> _Written exercise_:
Exclude the pictures, then repeat the remaining data exactly.

══════

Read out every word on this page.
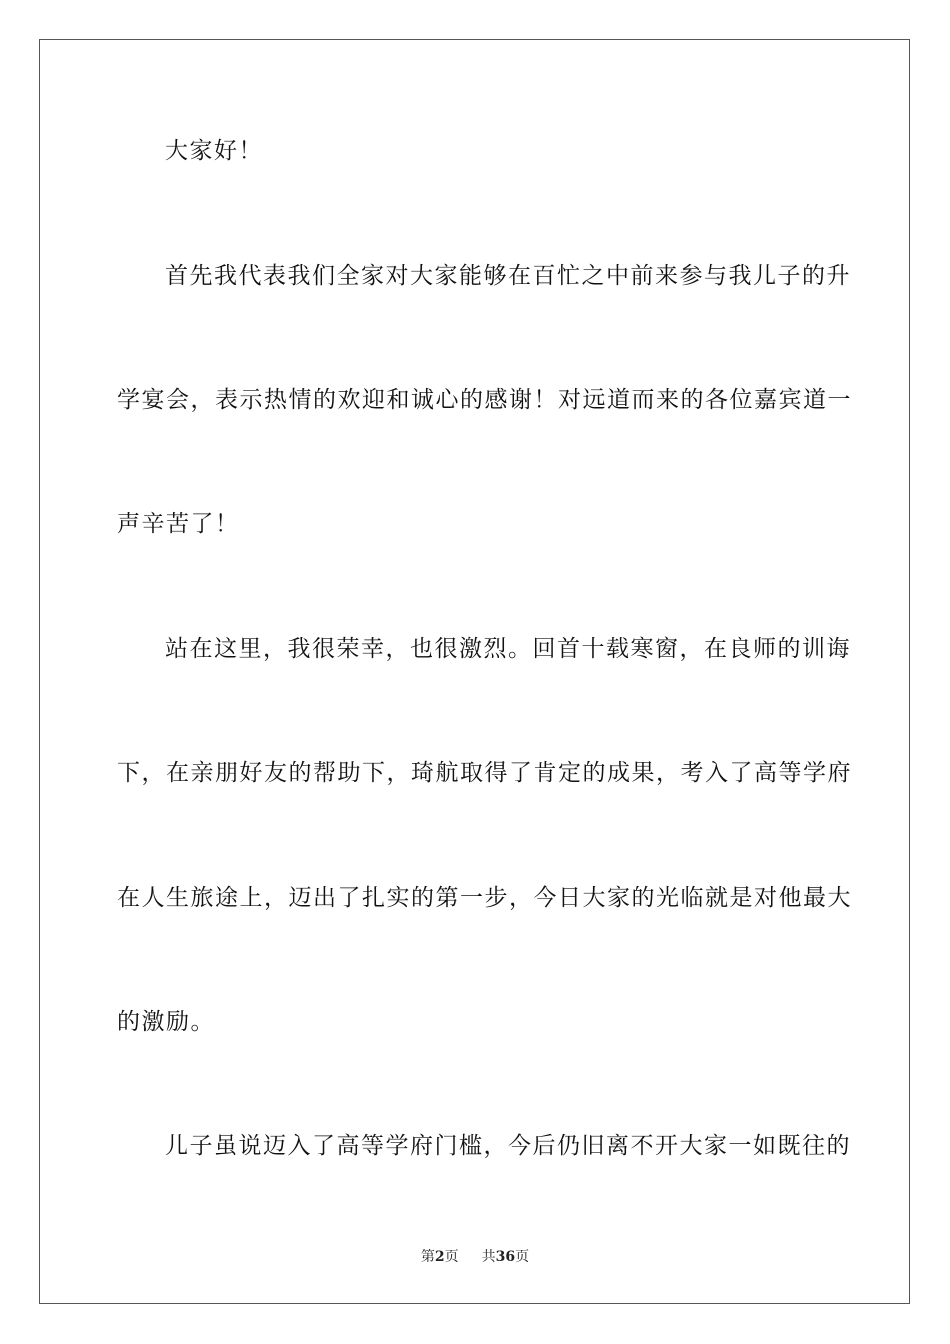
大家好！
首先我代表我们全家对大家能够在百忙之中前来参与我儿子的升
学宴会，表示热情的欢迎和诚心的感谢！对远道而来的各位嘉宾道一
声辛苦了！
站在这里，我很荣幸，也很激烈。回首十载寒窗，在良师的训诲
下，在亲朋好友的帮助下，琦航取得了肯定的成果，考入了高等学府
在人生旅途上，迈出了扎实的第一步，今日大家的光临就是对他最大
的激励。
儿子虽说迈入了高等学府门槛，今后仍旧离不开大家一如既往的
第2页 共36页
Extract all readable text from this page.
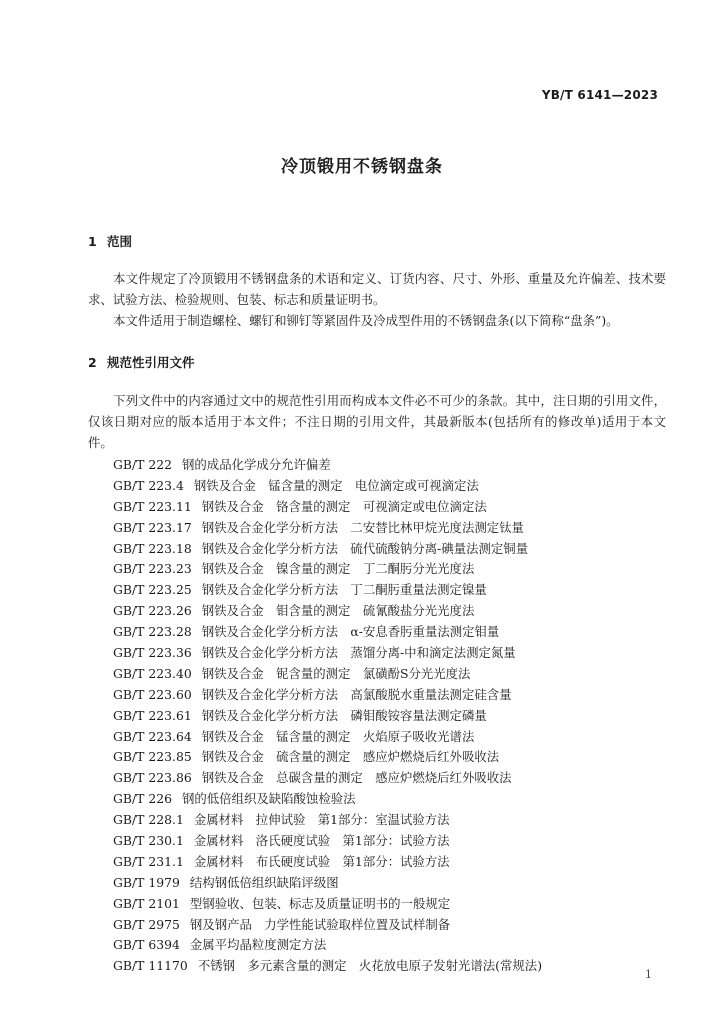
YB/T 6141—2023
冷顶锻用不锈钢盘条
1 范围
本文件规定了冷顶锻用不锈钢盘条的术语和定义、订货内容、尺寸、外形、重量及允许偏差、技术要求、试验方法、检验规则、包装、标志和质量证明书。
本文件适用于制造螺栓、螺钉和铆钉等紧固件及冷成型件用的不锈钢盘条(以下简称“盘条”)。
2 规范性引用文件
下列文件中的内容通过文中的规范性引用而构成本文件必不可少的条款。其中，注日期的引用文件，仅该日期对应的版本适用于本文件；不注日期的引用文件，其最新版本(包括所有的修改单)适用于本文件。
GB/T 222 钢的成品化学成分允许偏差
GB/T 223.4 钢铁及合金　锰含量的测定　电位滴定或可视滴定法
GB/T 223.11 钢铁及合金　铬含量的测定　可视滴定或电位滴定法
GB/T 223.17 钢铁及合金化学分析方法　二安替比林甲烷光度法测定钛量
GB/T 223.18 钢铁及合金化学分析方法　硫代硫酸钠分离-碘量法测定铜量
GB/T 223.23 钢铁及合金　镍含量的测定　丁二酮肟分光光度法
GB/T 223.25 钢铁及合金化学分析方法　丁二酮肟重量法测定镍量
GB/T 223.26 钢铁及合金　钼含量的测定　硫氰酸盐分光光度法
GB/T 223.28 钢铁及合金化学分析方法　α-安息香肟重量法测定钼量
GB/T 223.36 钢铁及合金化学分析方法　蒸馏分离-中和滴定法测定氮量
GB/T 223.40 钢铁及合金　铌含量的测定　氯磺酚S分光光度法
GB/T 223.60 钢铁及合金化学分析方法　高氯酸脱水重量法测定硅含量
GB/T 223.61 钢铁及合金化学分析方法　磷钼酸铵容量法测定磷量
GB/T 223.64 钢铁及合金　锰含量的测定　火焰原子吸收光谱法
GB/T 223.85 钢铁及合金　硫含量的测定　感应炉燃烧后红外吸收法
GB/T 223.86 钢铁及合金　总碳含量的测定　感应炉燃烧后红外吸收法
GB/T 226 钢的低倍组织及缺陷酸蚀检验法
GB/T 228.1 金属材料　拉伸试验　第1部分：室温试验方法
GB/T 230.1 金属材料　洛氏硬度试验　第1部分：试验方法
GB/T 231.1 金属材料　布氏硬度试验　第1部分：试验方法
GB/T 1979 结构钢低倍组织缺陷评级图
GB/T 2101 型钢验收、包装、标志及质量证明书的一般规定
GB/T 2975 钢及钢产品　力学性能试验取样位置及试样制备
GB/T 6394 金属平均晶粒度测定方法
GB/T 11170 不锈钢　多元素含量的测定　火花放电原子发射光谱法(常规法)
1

══════

> _Result of this task_:
Read out every word on this page.
大家好！
首先我代表我们全家对大家能够在百忙之中前来参与我儿子的升
学宴会，表示热情的欢迎和诚心的感谢！对远道而来的各位嘉宾道一
声辛苦了！
站在这里，我很荣幸，也很激烈。回首十载寒窗，在良师的训诲
下，在亲朋好友的帮助下，琦航取得了肯定的成果，考入了高等学府
在人生旅途上，迈出了扎实的第一步，今日大家的光临就是对他最大
的激励。
儿子虽说迈入了高等学府门槛，今后仍旧离不开大家一如既往的
第2页 共36页
Extract all readable text from this page.
YB/T 6141—2023
冷顶锻用不锈钢盘条
1 范围
本文件规定了冷顶锻用不锈钢盘条的术语和定义、订货内容、尺寸、外形、重量及允许偏差、技术要求、试验方法、检验规则、包装、标志和质量证明书。
本文件适用于制造螺栓、螺钉和铆钉等紧固件及冷成型件用的不锈钢盘条(以下简称“盘条”)。
2 规范性引用文件
下列文件中的内容通过文中的规范性引用而构成本文件必不可少的条款。其中，注日期的引用文件，仅该日期对应的版本适用于本文件；不注日期的引用文件，其最新版本(包括所有的修改单)适用于本文件。
GB/T 222 钢的成品化学成分允许偏差
GB/T 223.4 钢铁及合金　锰含量的测定　电位滴定或可视滴定法
GB/T 223.11 钢铁及合金　铬含量的测定　可视滴定或电位滴定法
GB/T 223.17 钢铁及合金化学分析方法　二安替比林甲烷光度法测定钛量
GB/T 223.18 钢铁及合金化学分析方法　硫代硫酸钠分离-碘量法测定铜量
GB/T 223.23 钢铁及合金　镍含量的测定　丁二酮肟分光光度法
GB/T 223.25 钢铁及合金化学分析方法　丁二酮肟重量法测定镍量
GB/T 223.26 钢铁及合金　钼含量的测定　硫氰酸盐分光光度法
GB/T 223.28 钢铁及合金化学分析方法　α-安息香肟重量法测定钼量
GB/T 223.36 钢铁及合金化学分析方法　蒸馏分离-中和滴定法测定氮量
GB/T 223.40 钢铁及合金　铌含量的测定　氯磺酚S分光光度法
GB/T 223.60 钢铁及合金化学分析方法　高氯酸脱水重量法测定硅含量
GB/T 223.61 钢铁及合金化学分析方法　磷钼酸铵容量法测定磷量
GB/T 223.64 钢铁及合金　锰含量的测定　火焰原子吸收光谱法
GB/T 223.85 钢铁及合金　硫含量的测定　感应炉燃烧后红外吸收法
GB/T 223.86 钢铁及合金　总碳含量的测定　感应炉燃烧后红外吸收法
GB/T 226 钢的低倍组织及缺陷酸蚀检验法
GB/T 228.1 金属材料　拉伸试验　第1部分：室温试验方法
GB/T 230.1 金属材料　洛氏硬度试验　第1部分：试验方法
GB/T 231.1 金属材料　布氏硬度试验　第1部分：试验方法
GB/T 1979 结构钢低倍组织缺陷评级图
GB/T 2101 型钢验收、包装、标志及质量证明书的一般规定
GB/T 2975 钢及钢产品　力学性能试验取样位置及试样制备
GB/T 6394 金属平均晶粒度测定方法
GB/T 11170 不锈钢　多元素含量的测定　火花放电原子发射光谱法(常规法)
1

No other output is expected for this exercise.